[Exercise aim]: Copy out the listing exactly.

Dataset entries:
+ + + +
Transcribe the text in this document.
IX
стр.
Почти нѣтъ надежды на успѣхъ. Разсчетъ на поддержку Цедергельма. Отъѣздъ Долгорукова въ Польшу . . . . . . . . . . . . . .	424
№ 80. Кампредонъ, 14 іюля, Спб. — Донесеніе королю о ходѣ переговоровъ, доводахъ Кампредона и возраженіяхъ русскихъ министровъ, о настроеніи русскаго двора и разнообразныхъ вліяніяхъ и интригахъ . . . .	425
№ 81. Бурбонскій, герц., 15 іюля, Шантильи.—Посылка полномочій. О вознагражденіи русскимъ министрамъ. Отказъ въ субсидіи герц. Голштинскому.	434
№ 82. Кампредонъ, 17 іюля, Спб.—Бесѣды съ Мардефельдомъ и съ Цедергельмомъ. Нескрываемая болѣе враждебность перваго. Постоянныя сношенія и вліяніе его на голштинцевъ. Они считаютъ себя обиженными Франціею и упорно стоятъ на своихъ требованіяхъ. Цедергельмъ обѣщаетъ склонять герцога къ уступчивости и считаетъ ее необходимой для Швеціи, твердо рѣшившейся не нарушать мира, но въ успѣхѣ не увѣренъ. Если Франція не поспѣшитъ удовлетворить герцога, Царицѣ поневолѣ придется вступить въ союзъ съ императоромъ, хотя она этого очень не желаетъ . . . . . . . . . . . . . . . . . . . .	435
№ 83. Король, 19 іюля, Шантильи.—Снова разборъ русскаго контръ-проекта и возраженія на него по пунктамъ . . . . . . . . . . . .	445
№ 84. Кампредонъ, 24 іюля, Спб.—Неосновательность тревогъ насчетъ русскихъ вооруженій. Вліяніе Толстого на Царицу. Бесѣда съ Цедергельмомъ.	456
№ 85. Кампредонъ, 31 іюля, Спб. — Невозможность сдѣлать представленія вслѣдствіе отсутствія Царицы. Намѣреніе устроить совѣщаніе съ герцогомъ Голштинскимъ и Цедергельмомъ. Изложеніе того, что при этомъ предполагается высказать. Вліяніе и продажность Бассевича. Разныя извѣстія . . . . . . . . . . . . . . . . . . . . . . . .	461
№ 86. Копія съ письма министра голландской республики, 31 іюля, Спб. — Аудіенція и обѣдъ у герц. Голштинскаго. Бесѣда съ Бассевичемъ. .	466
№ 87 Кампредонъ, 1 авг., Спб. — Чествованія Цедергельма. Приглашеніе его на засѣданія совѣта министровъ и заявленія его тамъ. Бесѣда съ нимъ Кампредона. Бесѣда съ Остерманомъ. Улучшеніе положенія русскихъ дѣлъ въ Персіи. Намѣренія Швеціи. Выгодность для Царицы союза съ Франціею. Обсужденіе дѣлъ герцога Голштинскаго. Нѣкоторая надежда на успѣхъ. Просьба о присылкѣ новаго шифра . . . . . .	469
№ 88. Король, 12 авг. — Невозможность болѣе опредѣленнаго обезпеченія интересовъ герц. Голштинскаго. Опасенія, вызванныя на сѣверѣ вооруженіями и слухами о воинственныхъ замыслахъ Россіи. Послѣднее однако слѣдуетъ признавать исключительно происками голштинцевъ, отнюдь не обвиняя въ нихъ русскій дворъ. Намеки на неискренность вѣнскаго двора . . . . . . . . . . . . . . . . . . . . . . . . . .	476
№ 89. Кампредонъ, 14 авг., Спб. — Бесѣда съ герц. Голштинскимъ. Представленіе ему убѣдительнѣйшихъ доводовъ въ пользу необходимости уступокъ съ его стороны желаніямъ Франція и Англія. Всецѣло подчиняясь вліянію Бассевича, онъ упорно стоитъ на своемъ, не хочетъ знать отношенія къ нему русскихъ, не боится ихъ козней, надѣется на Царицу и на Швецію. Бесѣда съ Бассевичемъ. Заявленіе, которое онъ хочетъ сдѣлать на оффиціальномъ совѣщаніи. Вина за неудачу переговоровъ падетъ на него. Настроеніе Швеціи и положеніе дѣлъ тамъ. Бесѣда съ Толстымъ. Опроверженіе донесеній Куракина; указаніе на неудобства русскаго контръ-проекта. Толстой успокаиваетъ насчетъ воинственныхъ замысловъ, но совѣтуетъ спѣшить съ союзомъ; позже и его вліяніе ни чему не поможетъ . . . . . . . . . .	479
+ + + +
[Complete response]:
Transcribe the text in this document.
IX
стр.
Почти нѣтъ надежды на успѣхъ. Разсчетъ на поддержку Цедергельма. Отъѣздъ Долгорукова въ Польшу . . . . . . . . . . . . . .	424
№ 80. Кампредонъ, 14 іюля, Спб. — Донесеніе королю о ходѣ переговоровъ, доводахъ Кампредона и возраженіяхъ русскихъ министровъ, о настроеніи русскаго двора и разнообразныхъ вліяніяхъ и интригахъ . . . .	425
№ 81. Бурбонскій, герц., 15 іюля, Шантильи.—Посылка полномочій. О вознагражденіи русскимъ министрамъ. Отказъ въ субсидіи герц. Голштинскому.	434
№ 82. Кампредонъ, 17 іюля, Спб.—Бесѣды съ Мардефельдомъ и съ Цедергельмомъ. Нескрываемая болѣе враждебность перваго. Постоянныя сношенія и вліяніе его на голштинцевъ. Они считаютъ себя обиженными Франціею и упорно стоятъ на своихъ требованіяхъ. Цедергельмъ обѣщаетъ склонять герцога къ уступчивости и считаетъ ее необходимой для Швеціи, твердо рѣшившейся не нарушать мира, но въ успѣхѣ не увѣренъ. Если Франція не поспѣшитъ удовлетворить герцога, Царицѣ поневолѣ придется вступить въ союзъ съ императоромъ, хотя она этого очень не желаетъ . . . . . . . . . . . . . . . . . . . .	435
№ 83. Король, 19 іюля, Шантильи.—Снова разборъ русскаго контръ-проекта и возраженія на него по пунктамъ . . . . . . . . . . . .	445
№ 84. Кампредонъ, 24 іюля, Спб.—Неосновательность тревогъ насчетъ русскихъ вооруженій. Вліяніе Толстого на Царицу. Бесѣда съ Цедергельмомъ.	456
№ 85. Кампредонъ, 31 іюля, Спб. — Невозможность сдѣлать представленія вслѣдствіе отсутствія Царицы. Намѣреніе устроить совѣщаніе съ герцогомъ Голштинскимъ и Цедергельмомъ. Изложеніе того, что при этомъ предполагается высказать. Вліяніе и продажность Бассевича. Разныя извѣстія . . . . . . . . . . . . . . . . . . . . . . . .	461
№ 86. Копія съ письма министра голландской республики, 31 іюля, Спб. — Аудіенція и обѣдъ у герц. Голштинскаго. Бесѣда съ Бассевичемъ. .	466
№ 87 Кампредонъ, 1 авг., Спб. — Чествованія Цедергельма. Приглашеніе его на засѣданія совѣта министровъ и заявленія его тамъ. Бесѣда съ нимъ Кампредона. Бесѣда съ Остерманомъ. Улучшеніе положенія русскихъ дѣлъ въ Персіи. Намѣренія Швеціи. Выгодность для Царицы союза съ Франціею. Обсужденіе дѣлъ герцога Голштинскаго. Нѣкоторая надежда на успѣхъ. Просьба о присылкѣ новаго шифра . . . . . .	469
№ 88. Король, 12 авг. — Невозможность болѣе опредѣленнаго обезпеченія интересовъ герц. Голштинскаго. Опасенія, вызванныя на сѣверѣ вооруженіями и слухами о воинственныхъ замыслахъ Россіи. Послѣднее однако слѣдуетъ признавать исключительно происками голштинцевъ, отнюдь не обвиняя въ нихъ русскій дворъ. Намеки на неискренность вѣнскаго двора . . . . . . . . . . . . . . . . . . . . . . . . . .	476
№ 89. Кампредонъ, 14 авг., Спб. — Бесѣда съ герц. Голштинскимъ. Представленіе ему убѣдительнѣйшихъ доводовъ въ пользу необходимости уступокъ съ его стороны желаніямъ Франція и Англія. Всецѣло подчиняясь вліянію Бассевича, онъ упорно стоитъ на своемъ, не хочетъ знать отношенія къ нему русскихъ, не боится ихъ козней, надѣется на Царицу и на Швецію. Бесѣда съ Бассевичемъ. Заявленіе, которое онъ хочетъ сдѣлать на оффиціальномъ совѣщаніи. Вина за неудачу переговоровъ падетъ на него. Настроеніе Швеціи и положеніе дѣлъ тамъ. Бесѣда съ Толстымъ. Опроверженіе донесеній Куракина; указаніе на неудобства русскаго контръ-проекта. Толстой успокаиваетъ насчетъ воинственныхъ замысловъ, но совѣтуетъ спѣшить съ союзомъ; позже и его вліяніе ни чему не поможетъ . . . . . . . . . .	479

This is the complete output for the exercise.